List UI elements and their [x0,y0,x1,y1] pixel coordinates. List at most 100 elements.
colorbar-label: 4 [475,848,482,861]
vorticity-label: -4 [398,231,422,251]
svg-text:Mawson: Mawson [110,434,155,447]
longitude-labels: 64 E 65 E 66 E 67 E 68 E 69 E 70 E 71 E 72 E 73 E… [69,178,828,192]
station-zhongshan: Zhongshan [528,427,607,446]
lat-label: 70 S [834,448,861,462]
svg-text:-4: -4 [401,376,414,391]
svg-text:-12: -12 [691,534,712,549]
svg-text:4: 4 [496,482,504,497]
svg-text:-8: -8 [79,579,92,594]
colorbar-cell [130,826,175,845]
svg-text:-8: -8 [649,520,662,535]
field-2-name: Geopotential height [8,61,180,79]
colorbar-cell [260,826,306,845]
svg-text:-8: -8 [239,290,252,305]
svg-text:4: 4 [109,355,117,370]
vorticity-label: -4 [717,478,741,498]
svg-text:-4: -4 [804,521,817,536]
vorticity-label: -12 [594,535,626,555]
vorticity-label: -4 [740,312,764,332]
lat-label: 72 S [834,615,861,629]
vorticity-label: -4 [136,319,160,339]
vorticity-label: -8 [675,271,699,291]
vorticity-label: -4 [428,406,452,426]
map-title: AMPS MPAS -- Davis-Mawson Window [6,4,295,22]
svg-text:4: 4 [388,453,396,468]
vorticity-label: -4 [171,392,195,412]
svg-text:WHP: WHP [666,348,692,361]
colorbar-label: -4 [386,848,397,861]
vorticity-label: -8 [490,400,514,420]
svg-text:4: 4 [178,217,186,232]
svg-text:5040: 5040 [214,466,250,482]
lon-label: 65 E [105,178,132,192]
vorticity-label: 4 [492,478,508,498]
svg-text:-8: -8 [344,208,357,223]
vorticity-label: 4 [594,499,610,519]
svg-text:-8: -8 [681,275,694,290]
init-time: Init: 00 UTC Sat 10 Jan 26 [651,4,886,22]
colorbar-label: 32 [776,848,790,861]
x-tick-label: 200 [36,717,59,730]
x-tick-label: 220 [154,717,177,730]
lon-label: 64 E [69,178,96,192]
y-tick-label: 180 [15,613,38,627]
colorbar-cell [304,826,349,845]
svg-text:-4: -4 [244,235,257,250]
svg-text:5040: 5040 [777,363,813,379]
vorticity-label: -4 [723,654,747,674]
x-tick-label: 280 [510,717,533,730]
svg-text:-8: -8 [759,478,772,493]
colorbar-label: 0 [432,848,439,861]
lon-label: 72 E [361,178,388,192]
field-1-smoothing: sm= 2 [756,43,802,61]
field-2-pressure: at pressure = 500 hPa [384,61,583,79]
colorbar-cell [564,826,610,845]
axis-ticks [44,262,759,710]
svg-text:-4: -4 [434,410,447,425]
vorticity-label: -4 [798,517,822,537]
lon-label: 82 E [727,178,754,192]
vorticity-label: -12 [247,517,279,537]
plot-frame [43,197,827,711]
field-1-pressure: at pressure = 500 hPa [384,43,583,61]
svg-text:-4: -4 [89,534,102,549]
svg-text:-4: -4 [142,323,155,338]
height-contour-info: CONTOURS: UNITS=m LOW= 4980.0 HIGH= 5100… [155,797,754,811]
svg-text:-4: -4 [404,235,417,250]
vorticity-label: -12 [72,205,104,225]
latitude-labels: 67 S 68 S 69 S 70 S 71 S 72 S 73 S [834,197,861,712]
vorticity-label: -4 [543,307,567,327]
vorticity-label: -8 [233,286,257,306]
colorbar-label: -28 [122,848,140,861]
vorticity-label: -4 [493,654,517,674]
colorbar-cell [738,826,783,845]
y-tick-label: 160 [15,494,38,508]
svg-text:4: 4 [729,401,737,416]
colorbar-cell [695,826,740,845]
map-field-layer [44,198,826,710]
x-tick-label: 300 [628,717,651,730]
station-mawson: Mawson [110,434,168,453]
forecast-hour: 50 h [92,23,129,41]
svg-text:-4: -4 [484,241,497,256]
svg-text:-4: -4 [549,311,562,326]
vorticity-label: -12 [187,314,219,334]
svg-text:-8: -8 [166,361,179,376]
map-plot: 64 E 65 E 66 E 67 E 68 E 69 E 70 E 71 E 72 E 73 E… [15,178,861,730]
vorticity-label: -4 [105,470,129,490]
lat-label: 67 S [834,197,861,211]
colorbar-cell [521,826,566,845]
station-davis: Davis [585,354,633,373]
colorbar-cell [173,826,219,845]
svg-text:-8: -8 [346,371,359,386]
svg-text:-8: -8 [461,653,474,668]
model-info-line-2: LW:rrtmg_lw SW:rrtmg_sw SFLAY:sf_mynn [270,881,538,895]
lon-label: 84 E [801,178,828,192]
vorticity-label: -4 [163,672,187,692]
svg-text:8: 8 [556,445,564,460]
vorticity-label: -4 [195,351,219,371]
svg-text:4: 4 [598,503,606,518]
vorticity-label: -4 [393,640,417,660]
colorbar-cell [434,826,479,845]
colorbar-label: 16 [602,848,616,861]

● ● ● ● ● ● ●

◆ **GOAL**
Please copy the listing above line for line, exactly as it appears.

◆ **TASK OUTPUT**
List UI elements and their [x0,y0,x1,y1] pixel coordinates. List at most 100 elements.
colorbar-label: 4 [475,848,482,861]
vorticity-label: -4 [398,231,422,251]
svg-text:Mawson: Mawson [110,434,155,447]
longitude-labels: 64 E 65 E 66 E 67 E 68 E 69 E 70 E 71 E 72 E 73 E… [69,178,828,192]
station-zhongshan: Zhongshan [528,427,607,446]
lat-label: 70 S [834,448,861,462]
svg-text:-4: -4 [401,376,414,391]
svg-text:-12: -12 [691,534,712,549]
svg-text:4: 4 [496,482,504,497]
svg-text:-8: -8 [79,579,92,594]
colorbar-cell [130,826,175,845]
svg-text:-8: -8 [649,520,662,535]
field-2-name: Geopotential height [8,61,180,79]
colorbar-cell [260,826,306,845]
svg-text:-8: -8 [239,290,252,305]
svg-text:4: 4 [109,355,117,370]
vorticity-label: -4 [717,478,741,498]
svg-text:-4: -4 [804,521,817,536]
vorticity-label: -12 [594,535,626,555]
vorticity-label: -4 [740,312,764,332]
lat-label: 72 S [834,615,861,629]
vorticity-label: -4 [136,319,160,339]
vorticity-label: -8 [675,271,699,291]
vorticity-label: -4 [428,406,452,426]
map-title: AMPS MPAS -- Davis-Mawson Window [6,4,295,22]
svg-text:4: 4 [388,453,396,468]
vorticity-label: -4 [171,392,195,412]
svg-text:WHP: WHP [666,348,692,361]
colorbar-label: -4 [386,848,397,861]
vorticity-label: -8 [490,400,514,420]
svg-text:4: 4 [178,217,186,232]
svg-text:5040: 5040 [214,466,250,482]
lon-label: 65 E [105,178,132,192]
vorticity-label: 4 [492,478,508,498]
svg-text:-8: -8 [344,208,357,223]
vorticity-label: 4 [594,499,610,519]
svg-text:-8: -8 [681,275,694,290]
init-time: Init: 00 UTC Sat 10 Jan 26 [651,4,886,22]
colorbar-label: 32 [776,848,790,861]
x-tick-label: 200 [36,717,59,730]
x-tick-label: 220 [154,717,177,730]
lon-label: 64 E [69,178,96,192]
y-tick-label: 180 [15,613,38,627]
colorbar-cell [304,826,349,845]
svg-text:-4: -4 [244,235,257,250]
svg-text:5040: 5040 [777,363,813,379]
vorticity-label: -4 [723,654,747,674]
x-tick-label: 280 [510,717,533,730]
svg-text:-8: -8 [759,478,772,493]
colorbar-label: 0 [432,848,439,861]
lon-label: 72 E [361,178,388,192]
field-1-smoothing: sm= 2 [756,43,802,61]
field-2-pressure: at pressure = 500 hPa [384,61,583,79]
colorbar-cell [564,826,610,845]
axis-ticks [44,262,759,710]
svg-text:-4: -4 [434,410,447,425]
vorticity-label: -4 [798,517,822,537]
lon-label: 82 E [727,178,754,192]
vorticity-label: -12 [247,517,279,537]
plot-frame [43,197,827,711]
field-1-pressure: at pressure = 500 hPa [384,43,583,61]
svg-text:-4: -4 [89,534,102,549]
svg-text:-4: -4 [142,323,155,338]
height-contour-info: CONTOURS: UNITS=m LOW= 4980.0 HIGH= 5100… [155,797,754,811]
svg-text:-4: -4 [404,235,417,250]
vorticity-label: -12 [72,205,104,225]
latitude-labels: 67 S 68 S 69 S 70 S 71 S 72 S 73 S [834,197,861,712]
vorticity-label: -4 [543,307,567,327]
vorticity-label: -8 [233,286,257,306]
colorbar-label: -28 [122,848,140,861]
vorticity-label: -4 [493,654,517,674]
colorbar-cell [738,826,783,845]
y-tick-label: 160 [15,494,38,508]
svg-text:4: 4 [729,401,737,416]
colorbar-cell [695,826,740,845]
map-field-layer [44,198,826,710]
x-tick-label: 300 [628,717,651,730]
station-mawson: Mawson [110,434,168,453]
forecast-hour: 50 h [92,23,129,41]
svg-text:-4: -4 [484,241,497,256]
svg-text:-4: -4 [549,311,562,326]
vorticity-label: -12 [187,314,219,334]
svg-text:-8: -8 [166,361,179,376]
map-plot: 64 E 65 E 66 E 67 E 68 E 69 E 70 E 71 E 72 E 73 E… [15,178,861,730]
vorticity-label: -4 [105,470,129,490]
lat-label: 67 S [834,197,861,211]
colorbar-cell [521,826,566,845]
station-davis: Davis [585,354,633,373]
colorbar-cell [173,826,219,845]
svg-text:-8: -8 [346,371,359,386]
svg-text:-8: -8 [461,653,474,668]
model-info-line-2: LW:rrtmg_lw SW:rrtmg_sw SFLAY:sf_mynn [270,881,538,895]
lon-label: 84 E [801,178,828,192]
vorticity-label: -4 [163,672,187,692]
svg-text:8: 8 [556,445,564,460]
vorticity-label: -4 [195,351,219,371]
svg-text:4: 4 [598,503,606,518]
vorticity-label: -4 [393,640,417,660]
colorbar-cell [434,826,479,845]
colorbar-label: 16 [602,848,616,861]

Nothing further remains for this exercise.